>> START Materials provided

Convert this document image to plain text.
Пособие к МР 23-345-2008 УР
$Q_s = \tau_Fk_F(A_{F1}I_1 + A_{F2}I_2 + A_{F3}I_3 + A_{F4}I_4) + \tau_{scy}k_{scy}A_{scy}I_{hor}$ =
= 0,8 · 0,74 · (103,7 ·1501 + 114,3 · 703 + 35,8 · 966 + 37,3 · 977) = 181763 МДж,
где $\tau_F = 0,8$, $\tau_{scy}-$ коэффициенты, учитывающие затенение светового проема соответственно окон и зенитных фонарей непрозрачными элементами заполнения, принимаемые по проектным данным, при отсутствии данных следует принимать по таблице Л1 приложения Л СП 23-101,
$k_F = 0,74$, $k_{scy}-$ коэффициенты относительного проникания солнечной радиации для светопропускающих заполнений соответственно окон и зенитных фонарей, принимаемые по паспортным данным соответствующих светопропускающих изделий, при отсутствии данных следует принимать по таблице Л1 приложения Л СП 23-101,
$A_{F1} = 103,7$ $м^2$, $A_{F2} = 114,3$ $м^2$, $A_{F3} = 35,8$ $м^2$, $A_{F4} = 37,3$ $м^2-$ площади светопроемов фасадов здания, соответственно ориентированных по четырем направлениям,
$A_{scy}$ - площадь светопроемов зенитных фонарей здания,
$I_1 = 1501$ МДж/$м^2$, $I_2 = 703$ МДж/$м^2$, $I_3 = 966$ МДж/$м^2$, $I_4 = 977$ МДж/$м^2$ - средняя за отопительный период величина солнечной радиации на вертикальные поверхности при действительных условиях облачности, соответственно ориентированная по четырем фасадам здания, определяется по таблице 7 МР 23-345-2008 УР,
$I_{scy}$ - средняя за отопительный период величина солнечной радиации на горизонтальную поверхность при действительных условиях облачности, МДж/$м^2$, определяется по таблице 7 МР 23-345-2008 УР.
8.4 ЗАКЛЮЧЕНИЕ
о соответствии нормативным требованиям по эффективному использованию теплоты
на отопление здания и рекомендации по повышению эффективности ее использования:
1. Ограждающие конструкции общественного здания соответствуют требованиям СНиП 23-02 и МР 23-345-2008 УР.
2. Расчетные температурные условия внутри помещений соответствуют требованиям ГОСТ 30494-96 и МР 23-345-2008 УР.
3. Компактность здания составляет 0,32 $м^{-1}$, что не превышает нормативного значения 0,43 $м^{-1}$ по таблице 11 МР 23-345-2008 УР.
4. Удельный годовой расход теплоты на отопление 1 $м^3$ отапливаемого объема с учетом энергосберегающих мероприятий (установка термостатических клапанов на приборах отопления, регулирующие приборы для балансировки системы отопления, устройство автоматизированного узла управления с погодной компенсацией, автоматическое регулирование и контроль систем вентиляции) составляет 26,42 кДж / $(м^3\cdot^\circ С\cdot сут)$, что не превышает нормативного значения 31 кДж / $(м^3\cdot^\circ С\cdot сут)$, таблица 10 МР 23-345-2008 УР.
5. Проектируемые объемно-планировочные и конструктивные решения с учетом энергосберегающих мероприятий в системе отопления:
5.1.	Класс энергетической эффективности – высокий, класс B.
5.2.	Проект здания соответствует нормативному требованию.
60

>> END Materials provided

Aim of the task:
Copy every line exactly. Leave nothing out.

Finished answer:
Convert this document image to plain text.
Пособие к МР 23-345-2008 УР
$Q_s = \tau_Fk_F(A_{F1}I_1 + A_{F2}I_2 + A_{F3}I_3 + A_{F4}I_4) + \tau_{scy}k_{scy}A_{scy}I_{hor}$ =
= 0,8 · 0,74 · (103,7 ·1501 + 114,3 · 703 + 35,8 · 966 + 37,3 · 977) = 181763 МДж,
где $\tau_F = 0,8$, $\tau_{scy}-$ коэффициенты, учитывающие затенение светового проема соответственно окон и зенитных фонарей непрозрачными элементами заполнения, принимаемые по проектным данным, при отсутствии данных следует принимать по таблице Л1 приложения Л СП 23-101,
$k_F = 0,74$, $k_{scy}-$ коэффициенты относительного проникания солнечной радиации для светопропускающих заполнений соответственно окон и зенитных фонарей, принимаемые по паспортным данным соответствующих светопропускающих изделий, при отсутствии данных следует принимать по таблице Л1 приложения Л СП 23-101,
$A_{F1} = 103,7$ $м^2$, $A_{F2} = 114,3$ $м^2$, $A_{F3} = 35,8$ $м^2$, $A_{F4} = 37,3$ $м^2-$ площади светопроемов фасадов здания, соответственно ориентированных по четырем направлениям,
$A_{scy}$ - площадь светопроемов зенитных фонарей здания,
$I_1 = 1501$ МДж/$м^2$, $I_2 = 703$ МДж/$м^2$, $I_3 = 966$ МДж/$м^2$, $I_4 = 977$ МДж/$м^2$ - средняя за отопительный период величина солнечной радиации на вертикальные поверхности при действительных условиях облачности, соответственно ориентированная по четырем фасадам здания, определяется по таблице 7 МР 23-345-2008 УР,
$I_{scy}$ - средняя за отопительный период величина солнечной радиации на горизонтальную поверхность при действительных условиях облачности, МДж/$м^2$, определяется по таблице 7 МР 23-345-2008 УР.
8.4 ЗАКЛЮЧЕНИЕ
о соответствии нормативным требованиям по эффективному использованию теплоты
на отопление здания и рекомендации по повышению эффективности ее использования:
1. Ограждающие конструкции общественного здания соответствуют требованиям СНиП 23-02 и МР 23-345-2008 УР.
2. Расчетные температурные условия внутри помещений соответствуют требованиям ГОСТ 30494-96 и МР 23-345-2008 УР.
3. Компактность здания составляет 0,32 $м^{-1}$, что не превышает нормативного значения 0,43 $м^{-1}$ по таблице 11 МР 23-345-2008 УР.
4. Удельный годовой расход теплоты на отопление 1 $м^3$ отапливаемого объема с учетом энергосберегающих мероприятий (установка термостатических клапанов на приборах отопления, регулирующие приборы для балансировки системы отопления, устройство автоматизированного узла управления с погодной компенсацией, автоматическое регулирование и контроль систем вентиляции) составляет 26,42 кДж / $(м^3\cdot^\circ С\cdot сут)$, что не превышает нормативного значения 31 кДж / $(м^3\cdot^\circ С\cdot сут)$, таблица 10 МР 23-345-2008 УР.
5. Проектируемые объемно-планировочные и конструктивные решения с учетом энергосберегающих мероприятий в системе отопления:
5.1.	Класс энергетической эффективности – высокий, класс B.
5.2.	Проект здания соответствует нормативному требованию.
60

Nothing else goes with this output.